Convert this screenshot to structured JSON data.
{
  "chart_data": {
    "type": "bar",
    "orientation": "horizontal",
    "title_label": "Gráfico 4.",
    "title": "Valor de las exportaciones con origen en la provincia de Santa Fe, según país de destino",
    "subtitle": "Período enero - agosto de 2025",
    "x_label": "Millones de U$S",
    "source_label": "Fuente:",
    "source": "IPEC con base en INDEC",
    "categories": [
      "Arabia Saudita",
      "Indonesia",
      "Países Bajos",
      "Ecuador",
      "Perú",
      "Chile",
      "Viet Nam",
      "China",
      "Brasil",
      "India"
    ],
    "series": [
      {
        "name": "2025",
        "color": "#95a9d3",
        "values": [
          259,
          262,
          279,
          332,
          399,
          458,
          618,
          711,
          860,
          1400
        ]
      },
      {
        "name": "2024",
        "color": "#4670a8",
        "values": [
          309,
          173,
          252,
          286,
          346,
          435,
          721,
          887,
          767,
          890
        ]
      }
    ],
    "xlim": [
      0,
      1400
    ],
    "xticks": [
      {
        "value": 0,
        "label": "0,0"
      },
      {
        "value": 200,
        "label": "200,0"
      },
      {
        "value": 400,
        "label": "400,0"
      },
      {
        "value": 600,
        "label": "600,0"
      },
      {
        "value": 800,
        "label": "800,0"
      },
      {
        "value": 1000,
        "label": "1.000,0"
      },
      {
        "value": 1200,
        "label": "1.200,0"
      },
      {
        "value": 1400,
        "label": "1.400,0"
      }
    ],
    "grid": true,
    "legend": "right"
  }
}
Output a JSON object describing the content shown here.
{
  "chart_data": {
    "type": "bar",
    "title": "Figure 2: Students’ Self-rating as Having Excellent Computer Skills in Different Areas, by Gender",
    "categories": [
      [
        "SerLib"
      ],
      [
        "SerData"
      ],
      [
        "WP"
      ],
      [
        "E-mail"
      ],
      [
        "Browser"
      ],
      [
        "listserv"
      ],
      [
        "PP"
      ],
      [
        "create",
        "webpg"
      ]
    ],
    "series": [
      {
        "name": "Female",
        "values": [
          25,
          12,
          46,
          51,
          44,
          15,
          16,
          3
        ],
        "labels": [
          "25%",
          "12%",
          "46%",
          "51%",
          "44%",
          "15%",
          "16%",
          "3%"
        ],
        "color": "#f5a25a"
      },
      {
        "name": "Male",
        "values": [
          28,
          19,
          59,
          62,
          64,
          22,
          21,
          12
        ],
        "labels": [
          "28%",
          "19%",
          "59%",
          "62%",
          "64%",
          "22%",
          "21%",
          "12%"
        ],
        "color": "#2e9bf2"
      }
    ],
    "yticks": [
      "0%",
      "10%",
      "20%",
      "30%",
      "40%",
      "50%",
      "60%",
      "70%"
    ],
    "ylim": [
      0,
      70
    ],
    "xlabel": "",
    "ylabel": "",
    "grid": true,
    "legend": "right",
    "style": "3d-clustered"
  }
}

------------------------------------

Every line above should be printed again exactly as it stands.

Convert this screenshot to structured JSON data.
{
  "chart_data": {
    "type": "bar",
    "orientation": "horizontal",
    "title_label": "Gráfico 4.",
    "title": "Valor de las exportaciones con origen en la provincia de Santa Fe, según país de destino",
    "subtitle": "Período enero - agosto de 2025",
    "x_label": "Millones de U$S",
    "source_label": "Fuente:",
    "source": "IPEC con base en INDEC",
    "categories": [
      "Arabia Saudita",
      "Indonesia",
      "Países Bajos",
      "Ecuador",
      "Perú",
      "Chile",
      "Viet Nam",
      "China",
      "Brasil",
      "India"
    ],
    "series": [
      {
        "name": "2025",
        "color": "#95a9d3",
        "values": [
          259,
          262,
          279,
          332,
          399,
          458,
          618,
          711,
          860,
          1400
        ]
      },
      {
        "name": "2024",
        "color": "#4670a8",
        "values": [
          309,
          173,
          252,
          286,
          346,
          435,
          721,
          887,
          767,
          890
        ]
      }
    ],
    "xlim": [
      0,
      1400
    ],
    "xticks": [
      {
        "value": 0,
        "label": "0,0"
      },
      {
        "value": 200,
        "label": "200,0"
      },
      {
        "value": 400,
        "label": "400,0"
      },
      {
        "value": 600,
        "label": "600,0"
      },
      {
        "value": 800,
        "label": "800,0"
      },
      {
        "value": 1000,
        "label": "1.000,0"
      },
      {
        "value": 1200,
        "label": "1.200,0"
      },
      {
        "value": 1400,
        "label": "1.400,0"
      }
    ],
    "grid": true,
    "legend": "right"
  }
}
Output a JSON object describing the content shown here.
{
  "chart_data": {
    "type": "bar",
    "title": "Figure 2: Students’ Self-rating as Having Excellent Computer Skills in Different Areas, by Gender",
    "categories": [
      [
        "SerLib"
      ],
      [
        "SerData"
      ],
      [
        "WP"
      ],
      [
        "E-mail"
      ],
      [
        "Browser"
      ],
      [
        "listserv"
      ],
      [
        "PP"
      ],
      [
        "create",
        "webpg"
      ]
    ],
    "series": [
      {
        "name": "Female",
        "values": [
          25,
          12,
          46,
          51,
          44,
          15,
          16,
          3
        ],
        "labels": [
          "25%",
          "12%",
          "46%",
          "51%",
          "44%",
          "15%",
          "16%",
          "3%"
        ],
        "color": "#f5a25a"
      },
      {
        "name": "Male",
        "values": [
          28,
          19,
          59,
          62,
          64,
          22,
          21,
          12
        ],
        "labels": [
          "28%",
          "19%",
          "59%",
          "62%",
          "64%",
          "22%",
          "21%",
          "12%"
        ],
        "color": "#2e9bf2"
      }
    ],
    "yticks": [
      "0%",
      "10%",
      "20%",
      "30%",
      "40%",
      "50%",
      "60%",
      "70%"
    ],
    "ylim": [
      0,
      70
    ],
    "xlabel": "",
    "ylabel": "",
    "grid": true,
    "legend": "right",
    "style": "3d-clustered"
  }
}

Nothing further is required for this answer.